Given records:

▬▬▬▬▬▬▬▬▬▬

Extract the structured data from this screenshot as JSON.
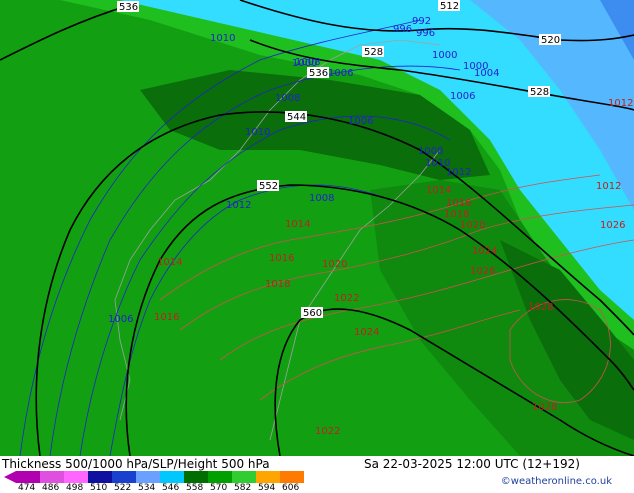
{
  "title": "Thickness 500/1000 hPa/SLP/Height 500 hPa",
  "datetime": "Sa 22-03-2025 12:00 UTC (12+192)",
  "credit": "©weatheronline.co.uk",
  "colorbar": {
    "ticks": [
      "474",
      "486",
      "498",
      "510",
      "522",
      "534",
      "546",
      "558",
      "570",
      "582",
      "594",
      "606"
    ],
    "colors": [
      "#b000b0",
      "#e050e0",
      "#ff66ff",
      "#1010a0",
      "#1a40d0",
      "#6aa0ff",
      "#00c8ff",
      "#006e00",
      "#00a000",
      "#30cc30",
      "#ffa500",
      "#ff7a00"
    ]
  },
  "colors": {
    "deep_green": "#0a6e0a",
    "mid_green": "#0f8a0f",
    "green": "#12a012",
    "light_green": "#1fbf1f",
    "cyan": "#33ddff",
    "light_blue": "#55b8ff",
    "blue": "#3d8cf0",
    "height_contour": "#000000",
    "slp_low": "#2222cc",
    "slp_high": "#d05050"
  },
  "height_labels": [
    "536",
    "512",
    "528",
    "520",
    "536",
    "528",
    "544",
    "552",
    "560"
  ],
  "slp_low_labels": [
    "992",
    "996",
    "996",
    "1000",
    "1004",
    "1000",
    "1006",
    "1006",
    "1010",
    "1000",
    "1006",
    "1008",
    "1008",
    "1010",
    "1012",
    "1010",
    "1006",
    "1008",
    "1012",
    "1008"
  ],
  "slp_high_labels": [
    "1014",
    "1016",
    "1018",
    "1020",
    "1024",
    "1026",
    "1028",
    "1014",
    "1018",
    "1016",
    "1020",
    "1022",
    "1024",
    "1016",
    "1028",
    "1022",
    "1014",
    "1026",
    "1012",
    "1012"
  ]
}
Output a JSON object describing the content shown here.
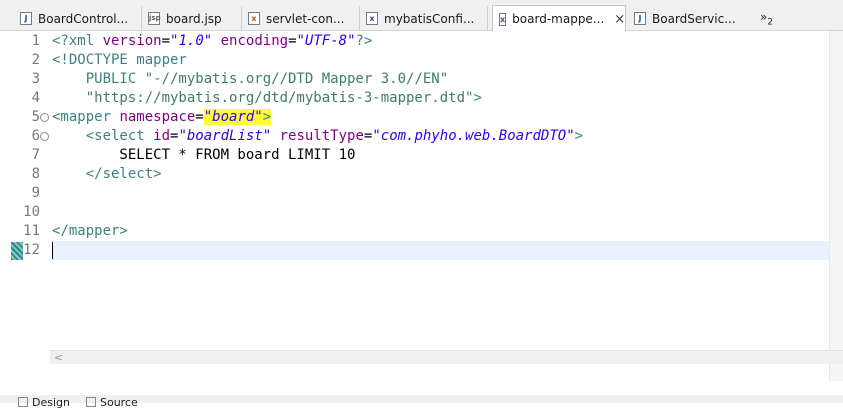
{
  "tabs": [
    {
      "label": "BoardControl...",
      "icon": "java-file-icon",
      "active": false
    },
    {
      "label": "board.jsp",
      "icon": "jsp-file-icon",
      "active": false
    },
    {
      "label": "servlet-con...",
      "icon": "xml-config-icon",
      "active": false
    },
    {
      "label": "mybatisConfi...",
      "icon": "xml-file-icon",
      "active": false
    },
    {
      "label": "board-mappe...",
      "icon": "xml-file-icon",
      "active": true,
      "close": "×"
    },
    {
      "label": "BoardServic...",
      "icon": "java-file-icon",
      "active": false
    }
  ],
  "overflow": {
    "glyph": "»",
    "count": "2"
  },
  "editor": {
    "line_numbers": [
      "1",
      "2",
      "3",
      "4",
      "5",
      "6",
      "7",
      "8",
      "9",
      "10",
      "11",
      "12"
    ],
    "lines": [
      "<?xml version=\"1.0\" encoding=\"UTF-8\"?>",
      "<!DOCTYPE mapper",
      "    PUBLIC \"-//mybatis.org//DTD Mapper 3.0//EN\"",
      "    \"https://mybatis.org/dtd/mybatis-3-mapper.dtd\">",
      "<mapper namespace=\"board\">",
      "    <select id=\"boardList\" resultType=\"com.phyho.web.BoardDTO\">",
      "        SELECT * FROM board LIMIT 10",
      "    </select>",
      "",
      "",
      "</mapper>",
      ""
    ],
    "current_line": 12
  },
  "bottom_tabs": [
    {
      "label": "Design"
    },
    {
      "label": "Source"
    }
  ],
  "colors": {
    "tag": "#3f7f7f",
    "attribute": "#7f007f",
    "value": "#2a00ff",
    "string": "#3f7f5f",
    "highlight": "#fffd38",
    "current_line": "#e8f2fe"
  }
}
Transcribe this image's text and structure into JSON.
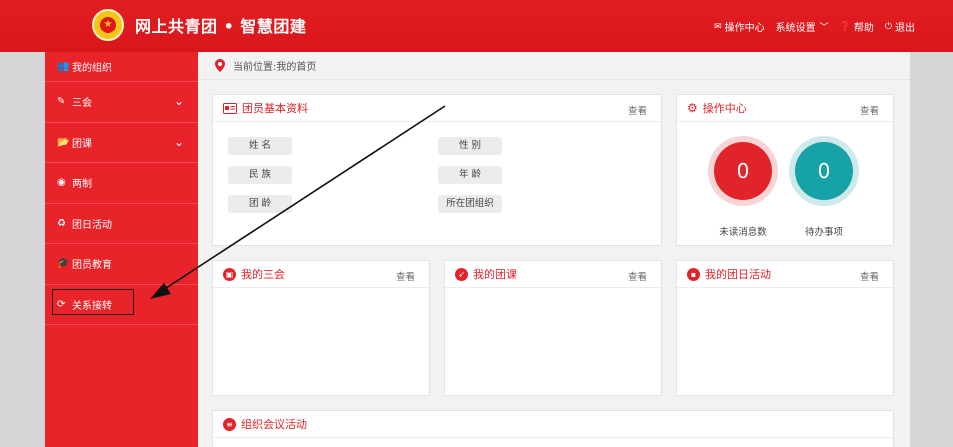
{
  "header": {
    "brand": "网上共青团 • 智慧团建",
    "nav": [
      {
        "icon": "envelope-icon",
        "label": "操作中心"
      },
      {
        "icon": "settings-icon",
        "label": "系统设置"
      },
      {
        "icon": "help-icon",
        "label": "帮助"
      },
      {
        "icon": "power-icon",
        "label": "退出"
      }
    ]
  },
  "sidebar": {
    "items": [
      {
        "label": "我的组织"
      },
      {
        "label": "三会"
      },
      {
        "label": "团课"
      },
      {
        "label": "两制"
      },
      {
        "label": "团日活动"
      },
      {
        "label": "团员教育"
      },
      {
        "label": "关系接转"
      }
    ]
  },
  "breadcrumb": "当前位置:我的首页",
  "profile": {
    "title": "团员基本资料",
    "more": "查看",
    "fields": [
      "姓 名",
      "性 别",
      "民 族",
      "年 龄",
      "团 龄",
      "所在团组织"
    ]
  },
  "ops": {
    "title": "操作中心",
    "more": "查看",
    "unread_count": "0",
    "unread_label": "未读消息数",
    "todo_count": "0",
    "todo_label": "待办事项"
  },
  "meetings": {
    "title": "我的三会",
    "more": "查看"
  },
  "courses": {
    "title": "我的团课",
    "more": "查看"
  },
  "activities": {
    "title": "我的团日活动",
    "more": "查看"
  },
  "org_meetings": {
    "title": "组织会议活动"
  },
  "colors": {
    "primary_red": "#e1232a",
    "teal": "#17a2a8"
  }
}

▬▬▬▬▬▬▬▬▬▬

Your instructions: Repeat each entry exactly. Pictures do not belong in the copy.

Task output:
Extract the structured data from this screenshot as JSON.
{
  "title": "Thickness 500/1000 hPa/SLP/Height 500 hPa",
  "datetime": "Sa 22-03-2025 12:00 UTC (12+192)",
  "credit": "©weatheronline.co.uk",
  "colorbar": {
    "ticks": [
      "474",
      "486",
      "498",
      "510",
      "522",
      "534",
      "546",
      "558",
      "570",
      "582",
      "594",
      "606"
    ],
    "colors": [
      "#b000b0",
      "#e050e0",
      "#ff66ff",
      "#1010a0",
      "#1a40d0",
      "#6aa0ff",
      "#00c8ff",
      "#006e00",
      "#00a000",
      "#30cc30",
      "#ffa500",
      "#ff7a00"
    ]
  },
  "colors": {
    "deep_green": "#0a6e0a",
    "mid_green": "#0f8a0f",
    "green": "#12a012",
    "light_green": "#1fbf1f",
    "cyan": "#33ddff",
    "light_blue": "#55b8ff",
    "blue": "#3d8cf0",
    "height_contour": "#000000",
    "slp_low": "#2222cc",
    "slp_high": "#d05050"
  },
  "height_labels": [
    "536",
    "512",
    "528",
    "520",
    "536",
    "528",
    "544",
    "552",
    "560"
  ],
  "slp_low_labels": [
    "992",
    "996",
    "996",
    "1000",
    "1004",
    "1000",
    "1006",
    "1006",
    "1010",
    "1000",
    "1006",
    "1008",
    "1008",
    "1010",
    "1012",
    "1010",
    "1006",
    "1008",
    "1012",
    "1008"
  ],
  "slp_high_labels": [
    "1014",
    "1016",
    "1018",
    "1020",
    "1024",
    "1026",
    "1028",
    "1014",
    "1018",
    "1016",
    "1020",
    "1022",
    "1024",
    "1016",
    "1028",
    "1022",
    "1014",
    "1026",
    "1012",
    "1012"
  ]
}
Output a JSON object describing the content shown here.
{
  "tabs": [
    {
      "label": "BoardControl...",
      "icon": "java-file-icon",
      "active": false
    },
    {
      "label": "board.jsp",
      "icon": "jsp-file-icon",
      "active": false
    },
    {
      "label": "servlet-con...",
      "icon": "xml-config-icon",
      "active": false
    },
    {
      "label": "mybatisConfi...",
      "icon": "xml-file-icon",
      "active": false
    },
    {
      "label": "board-mappe...",
      "icon": "xml-file-icon",
      "active": true,
      "close": "×"
    },
    {
      "label": "BoardServic...",
      "icon": "java-file-icon",
      "active": false
    }
  ],
  "overflow": {
    "glyph": "»",
    "count": "2"
  },
  "editor": {
    "line_numbers": [
      "1",
      "2",
      "3",
      "4",
      "5",
      "6",
      "7",
      "8",
      "9",
      "10",
      "11",
      "12"
    ],
    "lines": [
      "<?xml version=\"1.0\" encoding=\"UTF-8\"?>",
      "<!DOCTYPE mapper",
      "    PUBLIC \"-//mybatis.org//DTD Mapper 3.0//EN\"",
      "    \"https://mybatis.org/dtd/mybatis-3-mapper.dtd\">",
      "<mapper namespace=\"board\">",
      "    <select id=\"boardList\" resultType=\"com.phyho.web.BoardDTO\">",
      "        SELECT * FROM board LIMIT 10",
      "    </select>",
      "",
      "",
      "</mapper>",
      ""
    ],
    "current_line": 12
  },
  "bottom_tabs": [
    {
      "label": "Design"
    },
    {
      "label": "Source"
    }
  ],
  "colors": {
    "tag": "#3f7f7f",
    "attribute": "#7f007f",
    "value": "#2a00ff",
    "string": "#3f7f5f",
    "highlight": "#fffd38",
    "current_line": "#e8f2fe"
  }
}
Transcribe this image's text and structure into JSON.
{
  "header": {
    "brand": "网上共青团 • 智慧团建",
    "nav": [
      {
        "icon": "envelope-icon",
        "label": "操作中心"
      },
      {
        "icon": "settings-icon",
        "label": "系统设置"
      },
      {
        "icon": "help-icon",
        "label": "帮助"
      },
      {
        "icon": "power-icon",
        "label": "退出"
      }
    ]
  },
  "sidebar": {
    "items": [
      {
        "label": "我的组织"
      },
      {
        "label": "三会"
      },
      {
        "label": "团课"
      },
      {
        "label": "两制"
      },
      {
        "label": "团日活动"
      },
      {
        "label": "团员教育"
      },
      {
        "label": "关系接转"
      }
    ]
  },
  "breadcrumb": "当前位置:我的首页",
  "profile": {
    "title": "团员基本资料",
    "more": "查看",
    "fields": [
      "姓 名",
      "性 别",
      "民 族",
      "年 龄",
      "团 龄",
      "所在团组织"
    ]
  },
  "ops": {
    "title": "操作中心",
    "more": "查看",
    "unread_count": "0",
    "unread_label": "未读消息数",
    "todo_count": "0",
    "todo_label": "待办事项"
  },
  "meetings": {
    "title": "我的三会",
    "more": "查看"
  },
  "courses": {
    "title": "我的团课",
    "more": "查看"
  },
  "activities": {
    "title": "我的团日活动",
    "more": "查看"
  },
  "org_meetings": {
    "title": "组织会议活动"
  },
  "colors": {
    "primary_red": "#e1232a",
    "teal": "#17a2a8"
  }
}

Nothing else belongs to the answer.